The problem: Rewrite the records from the start through the line containing "x-tick-label: 1 (183, 591, 191, 605)", changing "Housing Activity" to "Housing Demand" and leaving everything else as it is.

Layout annotation records:
========
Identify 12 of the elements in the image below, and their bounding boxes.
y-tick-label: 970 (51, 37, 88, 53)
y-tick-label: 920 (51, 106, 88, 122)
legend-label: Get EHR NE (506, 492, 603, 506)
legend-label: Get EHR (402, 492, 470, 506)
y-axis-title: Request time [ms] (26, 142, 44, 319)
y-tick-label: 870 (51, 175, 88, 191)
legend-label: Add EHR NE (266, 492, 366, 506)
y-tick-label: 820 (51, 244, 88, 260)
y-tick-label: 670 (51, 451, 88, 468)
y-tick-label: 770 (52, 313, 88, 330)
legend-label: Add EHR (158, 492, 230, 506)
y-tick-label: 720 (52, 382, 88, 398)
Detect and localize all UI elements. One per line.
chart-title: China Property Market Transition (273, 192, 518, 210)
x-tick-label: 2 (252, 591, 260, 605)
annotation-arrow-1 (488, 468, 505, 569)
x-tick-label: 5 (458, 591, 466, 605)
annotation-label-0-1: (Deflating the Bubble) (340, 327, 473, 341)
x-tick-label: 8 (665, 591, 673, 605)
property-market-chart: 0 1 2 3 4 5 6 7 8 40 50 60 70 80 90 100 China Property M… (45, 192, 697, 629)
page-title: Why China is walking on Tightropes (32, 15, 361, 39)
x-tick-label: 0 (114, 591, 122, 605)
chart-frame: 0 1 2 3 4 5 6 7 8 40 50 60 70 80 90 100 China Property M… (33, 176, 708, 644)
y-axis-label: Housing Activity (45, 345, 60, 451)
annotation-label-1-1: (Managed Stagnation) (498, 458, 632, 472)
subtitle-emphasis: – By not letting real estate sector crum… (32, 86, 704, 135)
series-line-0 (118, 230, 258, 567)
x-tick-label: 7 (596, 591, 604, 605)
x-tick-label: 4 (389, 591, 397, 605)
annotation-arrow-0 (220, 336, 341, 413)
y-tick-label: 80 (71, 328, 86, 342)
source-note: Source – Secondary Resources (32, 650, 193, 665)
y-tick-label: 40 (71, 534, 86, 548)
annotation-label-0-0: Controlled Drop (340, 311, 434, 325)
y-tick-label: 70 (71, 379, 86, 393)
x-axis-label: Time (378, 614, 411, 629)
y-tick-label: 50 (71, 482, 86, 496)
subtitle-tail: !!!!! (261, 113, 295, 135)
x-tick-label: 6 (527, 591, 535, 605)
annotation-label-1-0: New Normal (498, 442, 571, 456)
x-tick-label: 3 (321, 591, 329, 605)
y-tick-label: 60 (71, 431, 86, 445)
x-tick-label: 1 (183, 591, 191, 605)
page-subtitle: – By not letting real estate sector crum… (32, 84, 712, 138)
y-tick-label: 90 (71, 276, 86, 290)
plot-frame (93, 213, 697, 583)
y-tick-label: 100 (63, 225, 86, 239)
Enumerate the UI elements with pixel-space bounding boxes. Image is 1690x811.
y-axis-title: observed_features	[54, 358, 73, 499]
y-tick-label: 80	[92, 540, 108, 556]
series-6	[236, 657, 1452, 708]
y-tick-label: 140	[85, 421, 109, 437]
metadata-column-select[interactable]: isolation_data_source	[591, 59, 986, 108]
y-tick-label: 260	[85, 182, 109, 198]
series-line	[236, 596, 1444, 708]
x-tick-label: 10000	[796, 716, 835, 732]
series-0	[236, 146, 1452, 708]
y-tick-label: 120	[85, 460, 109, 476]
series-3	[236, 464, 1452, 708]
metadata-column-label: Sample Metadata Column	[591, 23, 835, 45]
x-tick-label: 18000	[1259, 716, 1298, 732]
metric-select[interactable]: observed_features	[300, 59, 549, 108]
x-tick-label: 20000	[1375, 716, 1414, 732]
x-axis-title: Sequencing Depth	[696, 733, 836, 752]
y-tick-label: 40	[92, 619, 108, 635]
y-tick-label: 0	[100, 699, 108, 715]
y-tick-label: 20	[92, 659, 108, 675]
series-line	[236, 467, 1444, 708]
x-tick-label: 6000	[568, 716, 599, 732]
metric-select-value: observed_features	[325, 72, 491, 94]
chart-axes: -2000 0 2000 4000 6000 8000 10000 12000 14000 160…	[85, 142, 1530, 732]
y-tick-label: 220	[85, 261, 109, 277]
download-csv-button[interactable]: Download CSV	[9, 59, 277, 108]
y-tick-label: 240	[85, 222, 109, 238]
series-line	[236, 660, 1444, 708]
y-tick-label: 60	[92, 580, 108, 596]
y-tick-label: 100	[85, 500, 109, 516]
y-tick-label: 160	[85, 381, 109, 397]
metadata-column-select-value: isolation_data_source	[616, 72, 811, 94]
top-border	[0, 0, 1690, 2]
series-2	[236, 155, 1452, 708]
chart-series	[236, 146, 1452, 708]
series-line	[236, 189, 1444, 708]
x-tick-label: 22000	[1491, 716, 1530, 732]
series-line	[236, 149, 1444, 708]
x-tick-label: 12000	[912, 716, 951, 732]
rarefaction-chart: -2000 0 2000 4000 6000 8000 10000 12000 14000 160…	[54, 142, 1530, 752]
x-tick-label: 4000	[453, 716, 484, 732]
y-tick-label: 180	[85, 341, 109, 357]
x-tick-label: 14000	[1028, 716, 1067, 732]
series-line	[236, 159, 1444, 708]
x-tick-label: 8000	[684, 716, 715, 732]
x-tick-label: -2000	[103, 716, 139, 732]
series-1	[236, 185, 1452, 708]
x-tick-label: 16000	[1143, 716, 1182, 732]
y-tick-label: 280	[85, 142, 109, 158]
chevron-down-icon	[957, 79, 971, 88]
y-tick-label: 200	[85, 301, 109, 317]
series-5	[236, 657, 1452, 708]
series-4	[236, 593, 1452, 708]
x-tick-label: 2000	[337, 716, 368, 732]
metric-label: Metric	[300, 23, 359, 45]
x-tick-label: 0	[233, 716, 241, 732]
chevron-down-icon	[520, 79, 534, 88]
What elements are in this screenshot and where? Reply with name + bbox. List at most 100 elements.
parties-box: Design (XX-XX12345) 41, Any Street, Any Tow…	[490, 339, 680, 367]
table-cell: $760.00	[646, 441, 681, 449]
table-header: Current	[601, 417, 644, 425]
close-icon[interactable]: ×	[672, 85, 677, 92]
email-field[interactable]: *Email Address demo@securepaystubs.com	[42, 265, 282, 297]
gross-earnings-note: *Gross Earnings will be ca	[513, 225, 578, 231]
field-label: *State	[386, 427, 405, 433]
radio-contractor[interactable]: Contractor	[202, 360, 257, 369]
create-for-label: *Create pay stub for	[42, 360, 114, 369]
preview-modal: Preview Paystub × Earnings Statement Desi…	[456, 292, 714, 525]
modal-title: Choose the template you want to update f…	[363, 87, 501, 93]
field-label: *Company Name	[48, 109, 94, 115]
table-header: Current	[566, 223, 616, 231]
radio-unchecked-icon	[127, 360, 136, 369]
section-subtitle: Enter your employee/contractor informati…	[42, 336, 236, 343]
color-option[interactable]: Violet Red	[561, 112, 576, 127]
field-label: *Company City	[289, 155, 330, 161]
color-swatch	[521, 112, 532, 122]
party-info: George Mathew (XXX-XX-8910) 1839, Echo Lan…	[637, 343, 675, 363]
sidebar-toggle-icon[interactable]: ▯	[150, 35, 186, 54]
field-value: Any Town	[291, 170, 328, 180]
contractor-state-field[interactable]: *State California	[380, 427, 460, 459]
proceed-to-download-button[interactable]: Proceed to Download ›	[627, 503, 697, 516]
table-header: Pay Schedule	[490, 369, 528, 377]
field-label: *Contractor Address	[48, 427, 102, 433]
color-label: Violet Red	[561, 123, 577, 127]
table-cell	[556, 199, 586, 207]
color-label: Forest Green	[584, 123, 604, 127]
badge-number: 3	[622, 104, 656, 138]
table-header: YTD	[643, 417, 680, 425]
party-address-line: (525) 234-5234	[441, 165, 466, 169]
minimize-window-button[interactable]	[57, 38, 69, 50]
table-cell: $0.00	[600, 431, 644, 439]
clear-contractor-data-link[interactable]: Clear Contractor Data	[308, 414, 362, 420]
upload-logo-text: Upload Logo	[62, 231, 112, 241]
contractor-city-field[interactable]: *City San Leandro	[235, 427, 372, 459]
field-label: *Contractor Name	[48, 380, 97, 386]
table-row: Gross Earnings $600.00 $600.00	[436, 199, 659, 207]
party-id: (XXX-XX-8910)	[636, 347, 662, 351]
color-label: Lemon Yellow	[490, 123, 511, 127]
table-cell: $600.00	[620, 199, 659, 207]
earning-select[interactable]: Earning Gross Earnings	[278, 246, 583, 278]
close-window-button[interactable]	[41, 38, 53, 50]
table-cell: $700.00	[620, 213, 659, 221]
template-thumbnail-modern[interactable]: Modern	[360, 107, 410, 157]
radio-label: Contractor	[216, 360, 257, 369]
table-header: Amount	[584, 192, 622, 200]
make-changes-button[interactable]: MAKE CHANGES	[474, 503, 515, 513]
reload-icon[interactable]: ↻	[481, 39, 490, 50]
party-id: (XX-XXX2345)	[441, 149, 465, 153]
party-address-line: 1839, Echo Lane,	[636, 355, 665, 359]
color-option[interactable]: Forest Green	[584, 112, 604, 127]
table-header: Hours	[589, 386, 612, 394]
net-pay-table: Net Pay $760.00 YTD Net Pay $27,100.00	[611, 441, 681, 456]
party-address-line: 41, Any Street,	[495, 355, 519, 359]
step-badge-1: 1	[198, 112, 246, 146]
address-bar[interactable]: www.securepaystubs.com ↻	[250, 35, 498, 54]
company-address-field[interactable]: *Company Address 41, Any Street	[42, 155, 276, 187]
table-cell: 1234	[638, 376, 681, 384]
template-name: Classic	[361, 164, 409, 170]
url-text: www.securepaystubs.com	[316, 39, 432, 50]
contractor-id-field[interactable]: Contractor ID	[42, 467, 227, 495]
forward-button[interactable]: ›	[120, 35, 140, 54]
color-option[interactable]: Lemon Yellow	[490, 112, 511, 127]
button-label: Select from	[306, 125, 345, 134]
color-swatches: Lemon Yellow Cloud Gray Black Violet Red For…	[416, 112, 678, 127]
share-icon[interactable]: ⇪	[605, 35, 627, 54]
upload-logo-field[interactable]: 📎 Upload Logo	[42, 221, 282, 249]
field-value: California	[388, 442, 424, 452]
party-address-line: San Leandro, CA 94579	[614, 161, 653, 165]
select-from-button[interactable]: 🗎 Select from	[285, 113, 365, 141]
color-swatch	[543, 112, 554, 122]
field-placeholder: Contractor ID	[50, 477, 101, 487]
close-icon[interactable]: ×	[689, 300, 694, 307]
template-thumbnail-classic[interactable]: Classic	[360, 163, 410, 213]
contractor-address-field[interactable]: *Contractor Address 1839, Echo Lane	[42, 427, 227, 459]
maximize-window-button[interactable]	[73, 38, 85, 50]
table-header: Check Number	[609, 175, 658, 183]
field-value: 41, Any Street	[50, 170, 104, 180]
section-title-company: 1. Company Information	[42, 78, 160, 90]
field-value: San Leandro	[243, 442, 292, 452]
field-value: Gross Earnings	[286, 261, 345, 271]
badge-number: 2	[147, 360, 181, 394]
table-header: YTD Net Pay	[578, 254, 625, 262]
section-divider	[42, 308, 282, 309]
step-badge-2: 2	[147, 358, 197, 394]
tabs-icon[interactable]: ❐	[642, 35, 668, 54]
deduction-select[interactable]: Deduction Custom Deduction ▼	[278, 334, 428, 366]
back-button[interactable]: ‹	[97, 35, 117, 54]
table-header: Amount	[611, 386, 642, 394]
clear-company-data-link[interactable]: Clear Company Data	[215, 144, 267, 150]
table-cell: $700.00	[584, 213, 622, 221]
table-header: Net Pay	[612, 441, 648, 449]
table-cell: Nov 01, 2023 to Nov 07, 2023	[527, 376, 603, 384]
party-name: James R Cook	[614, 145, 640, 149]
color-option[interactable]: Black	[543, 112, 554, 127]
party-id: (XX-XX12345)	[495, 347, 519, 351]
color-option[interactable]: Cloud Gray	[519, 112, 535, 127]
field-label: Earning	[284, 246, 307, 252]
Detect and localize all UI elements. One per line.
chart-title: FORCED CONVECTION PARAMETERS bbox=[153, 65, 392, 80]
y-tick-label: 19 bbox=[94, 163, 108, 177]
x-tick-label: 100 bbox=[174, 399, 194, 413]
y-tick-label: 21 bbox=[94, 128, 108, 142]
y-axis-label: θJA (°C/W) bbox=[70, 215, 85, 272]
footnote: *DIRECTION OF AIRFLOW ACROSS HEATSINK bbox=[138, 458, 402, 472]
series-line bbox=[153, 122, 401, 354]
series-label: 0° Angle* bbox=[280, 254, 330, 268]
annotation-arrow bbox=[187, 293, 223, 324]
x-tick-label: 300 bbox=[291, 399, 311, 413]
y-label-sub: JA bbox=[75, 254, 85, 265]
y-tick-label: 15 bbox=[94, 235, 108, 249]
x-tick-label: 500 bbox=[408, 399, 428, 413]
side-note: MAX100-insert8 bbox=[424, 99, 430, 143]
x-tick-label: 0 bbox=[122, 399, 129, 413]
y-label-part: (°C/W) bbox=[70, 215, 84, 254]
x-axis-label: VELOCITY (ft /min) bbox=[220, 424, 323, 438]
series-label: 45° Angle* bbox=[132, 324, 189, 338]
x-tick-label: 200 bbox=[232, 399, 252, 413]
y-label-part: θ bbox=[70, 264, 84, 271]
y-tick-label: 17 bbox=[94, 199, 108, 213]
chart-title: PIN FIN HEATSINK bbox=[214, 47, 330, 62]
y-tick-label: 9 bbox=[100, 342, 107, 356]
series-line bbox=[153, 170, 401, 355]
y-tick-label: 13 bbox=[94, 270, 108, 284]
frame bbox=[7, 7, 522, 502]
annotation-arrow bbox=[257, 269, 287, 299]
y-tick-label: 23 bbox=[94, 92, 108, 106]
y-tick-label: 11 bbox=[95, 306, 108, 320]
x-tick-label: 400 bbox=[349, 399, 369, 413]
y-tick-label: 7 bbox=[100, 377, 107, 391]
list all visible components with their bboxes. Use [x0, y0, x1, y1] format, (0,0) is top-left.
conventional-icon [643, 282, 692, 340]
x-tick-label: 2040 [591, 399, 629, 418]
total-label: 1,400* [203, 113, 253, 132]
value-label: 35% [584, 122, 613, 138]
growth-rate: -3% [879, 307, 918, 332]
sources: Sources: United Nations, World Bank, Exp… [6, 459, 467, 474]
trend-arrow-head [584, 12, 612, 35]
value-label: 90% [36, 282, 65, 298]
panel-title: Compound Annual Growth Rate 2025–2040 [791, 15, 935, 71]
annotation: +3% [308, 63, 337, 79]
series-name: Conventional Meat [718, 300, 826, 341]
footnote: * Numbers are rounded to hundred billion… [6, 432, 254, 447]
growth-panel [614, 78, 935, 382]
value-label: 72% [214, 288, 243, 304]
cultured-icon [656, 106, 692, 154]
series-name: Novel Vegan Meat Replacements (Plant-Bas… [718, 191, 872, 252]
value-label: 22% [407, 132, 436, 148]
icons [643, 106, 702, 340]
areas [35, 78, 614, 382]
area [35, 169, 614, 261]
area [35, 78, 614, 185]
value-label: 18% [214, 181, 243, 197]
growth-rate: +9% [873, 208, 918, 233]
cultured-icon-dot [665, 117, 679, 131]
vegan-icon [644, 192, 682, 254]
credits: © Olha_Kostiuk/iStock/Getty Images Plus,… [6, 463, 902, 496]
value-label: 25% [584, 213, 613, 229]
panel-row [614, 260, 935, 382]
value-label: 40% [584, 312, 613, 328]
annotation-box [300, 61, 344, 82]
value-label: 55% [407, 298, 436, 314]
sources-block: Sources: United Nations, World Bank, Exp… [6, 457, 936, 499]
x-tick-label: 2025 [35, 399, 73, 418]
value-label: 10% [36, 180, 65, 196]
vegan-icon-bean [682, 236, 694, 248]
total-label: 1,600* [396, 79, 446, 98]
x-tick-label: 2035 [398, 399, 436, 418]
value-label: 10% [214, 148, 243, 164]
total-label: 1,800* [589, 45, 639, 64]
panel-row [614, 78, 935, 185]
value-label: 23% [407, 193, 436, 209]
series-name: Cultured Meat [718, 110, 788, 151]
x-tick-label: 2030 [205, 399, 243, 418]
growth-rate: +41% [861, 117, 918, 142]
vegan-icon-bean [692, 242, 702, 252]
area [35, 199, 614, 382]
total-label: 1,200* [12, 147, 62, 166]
========
Solution to this problem:
Identify 12 of the elements in the image below, and their bounding boxes.
y-tick-label: 970 (51, 37, 88, 53)
y-tick-label: 920 (51, 106, 88, 122)
legend-label: Get EHR NE (506, 492, 603, 506)
legend-label: Get EHR (402, 492, 470, 506)
y-axis-title: Request time [ms] (26, 142, 44, 319)
y-tick-label: 870 (51, 175, 88, 191)
legend-label: Add EHR NE (266, 492, 366, 506)
y-tick-label: 820 (51, 244, 88, 260)
y-tick-label: 670 (51, 451, 88, 468)
y-tick-label: 770 (52, 313, 88, 330)
legend-label: Add EHR (158, 492, 230, 506)
y-tick-label: 720 (52, 382, 88, 398)
Detect and localize all UI elements. One per line.
chart-title: China Property Market Transition (273, 192, 518, 210)
x-tick-label: 2 (252, 591, 260, 605)
annotation-arrow-1 (488, 468, 505, 569)
x-tick-label: 5 (458, 591, 466, 605)
annotation-label-0-1: (Deflating the Bubble) (340, 327, 473, 341)
x-tick-label: 8 (665, 591, 673, 605)
property-market-chart: 0 1 2 3 4 5 6 7 8 40 50 60 70 80 90 100 China Property M… (45, 192, 697, 629)
page-title: Why China is walking on Tightropes (32, 15, 361, 39)
x-tick-label: 0 (114, 591, 122, 605)
chart-frame: 0 1 2 3 4 5 6 7 8 40 50 60 70 80 90 100 China Property M… (33, 176, 708, 644)
y-axis-label: Housing Demand (45, 345, 60, 451)
annotation-label-1-1: (Managed Stagnation) (498, 458, 632, 472)
subtitle-emphasis: – By not letting real estate sector crum… (32, 86, 704, 135)
series-line-0 (118, 230, 258, 567)
x-tick-label: 7 (596, 591, 604, 605)
x-tick-label: 4 (389, 591, 397, 605)
annotation-arrow-0 (220, 336, 341, 413)
y-tick-label: 80 (71, 328, 86, 342)
source-note: Source – Secondary Resources (32, 650, 193, 665)
y-tick-label: 40 (71, 534, 86, 548)
annotation-label-0-0: Controlled Drop (340, 311, 434, 325)
y-tick-label: 70 (71, 379, 86, 393)
x-axis-label: Time (378, 614, 411, 629)
y-tick-label: 50 (71, 482, 86, 496)
subtitle-tail: !!!!! (261, 113, 295, 135)
x-tick-label: 6 (527, 591, 535, 605)
annotation-label-1-0: New Normal (498, 442, 571, 456)
x-tick-label: 3 (321, 591, 329, 605)
y-tick-label: 60 (71, 431, 86, 445)
x-tick-label: 1 (183, 591, 191, 605)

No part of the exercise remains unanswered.